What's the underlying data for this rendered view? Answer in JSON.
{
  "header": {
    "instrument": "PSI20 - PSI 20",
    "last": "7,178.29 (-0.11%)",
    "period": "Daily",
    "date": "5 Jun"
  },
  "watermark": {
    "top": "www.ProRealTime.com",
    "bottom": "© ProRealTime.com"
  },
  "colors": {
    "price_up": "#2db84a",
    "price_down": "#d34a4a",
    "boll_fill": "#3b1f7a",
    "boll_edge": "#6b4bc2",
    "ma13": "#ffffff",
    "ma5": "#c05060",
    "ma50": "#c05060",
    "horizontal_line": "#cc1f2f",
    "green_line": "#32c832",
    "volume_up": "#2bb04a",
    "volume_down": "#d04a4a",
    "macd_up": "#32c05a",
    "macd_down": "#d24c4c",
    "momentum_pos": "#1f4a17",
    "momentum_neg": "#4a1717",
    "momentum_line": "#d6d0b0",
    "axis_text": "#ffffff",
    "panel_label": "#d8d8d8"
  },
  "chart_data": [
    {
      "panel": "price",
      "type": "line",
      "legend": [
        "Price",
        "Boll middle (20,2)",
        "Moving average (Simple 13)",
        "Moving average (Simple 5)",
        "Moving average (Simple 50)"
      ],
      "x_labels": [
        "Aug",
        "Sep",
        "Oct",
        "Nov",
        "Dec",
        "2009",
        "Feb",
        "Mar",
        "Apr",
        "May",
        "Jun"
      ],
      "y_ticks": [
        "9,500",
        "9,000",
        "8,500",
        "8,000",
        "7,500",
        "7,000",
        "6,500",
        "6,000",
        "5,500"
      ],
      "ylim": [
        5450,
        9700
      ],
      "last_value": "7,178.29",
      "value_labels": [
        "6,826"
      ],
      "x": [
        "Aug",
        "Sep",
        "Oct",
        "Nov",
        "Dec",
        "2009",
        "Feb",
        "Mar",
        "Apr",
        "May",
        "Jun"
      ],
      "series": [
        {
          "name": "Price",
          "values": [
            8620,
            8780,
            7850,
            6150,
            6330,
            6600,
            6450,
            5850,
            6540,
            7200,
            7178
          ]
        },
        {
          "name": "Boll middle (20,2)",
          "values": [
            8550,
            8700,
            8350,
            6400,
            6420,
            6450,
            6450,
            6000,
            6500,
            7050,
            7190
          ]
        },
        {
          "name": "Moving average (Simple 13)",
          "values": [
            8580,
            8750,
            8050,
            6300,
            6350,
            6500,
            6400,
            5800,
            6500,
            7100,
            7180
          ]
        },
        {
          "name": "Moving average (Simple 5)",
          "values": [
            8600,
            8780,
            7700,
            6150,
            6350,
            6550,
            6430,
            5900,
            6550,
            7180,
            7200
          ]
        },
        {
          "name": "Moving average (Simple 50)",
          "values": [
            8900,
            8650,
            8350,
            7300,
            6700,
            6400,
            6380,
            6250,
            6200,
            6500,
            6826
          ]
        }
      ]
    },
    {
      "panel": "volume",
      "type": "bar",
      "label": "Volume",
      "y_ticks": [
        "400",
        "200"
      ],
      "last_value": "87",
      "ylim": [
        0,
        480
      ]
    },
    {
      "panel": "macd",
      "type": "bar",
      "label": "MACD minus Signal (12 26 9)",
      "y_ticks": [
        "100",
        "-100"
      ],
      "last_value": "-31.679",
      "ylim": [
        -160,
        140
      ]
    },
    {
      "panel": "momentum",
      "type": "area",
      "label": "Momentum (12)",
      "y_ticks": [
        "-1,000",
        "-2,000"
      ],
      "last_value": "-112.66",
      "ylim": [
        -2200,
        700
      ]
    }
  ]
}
◆ ◆ ◆ ◆
## EXERCISE DIRECTIONS
Which lines in the records above contain the string "Simple"? Copy each one.

## RESULT OF THE EXERCISE
        "Moving average (Simple 13)",
        "Moving average (Simple 5)",
        "Moving average (Simple 50)"
          "name": "Moving average (Simple 13)",
          "name": "Moving average (Simple 5)",
          "name": "Moving average (Simple 50)",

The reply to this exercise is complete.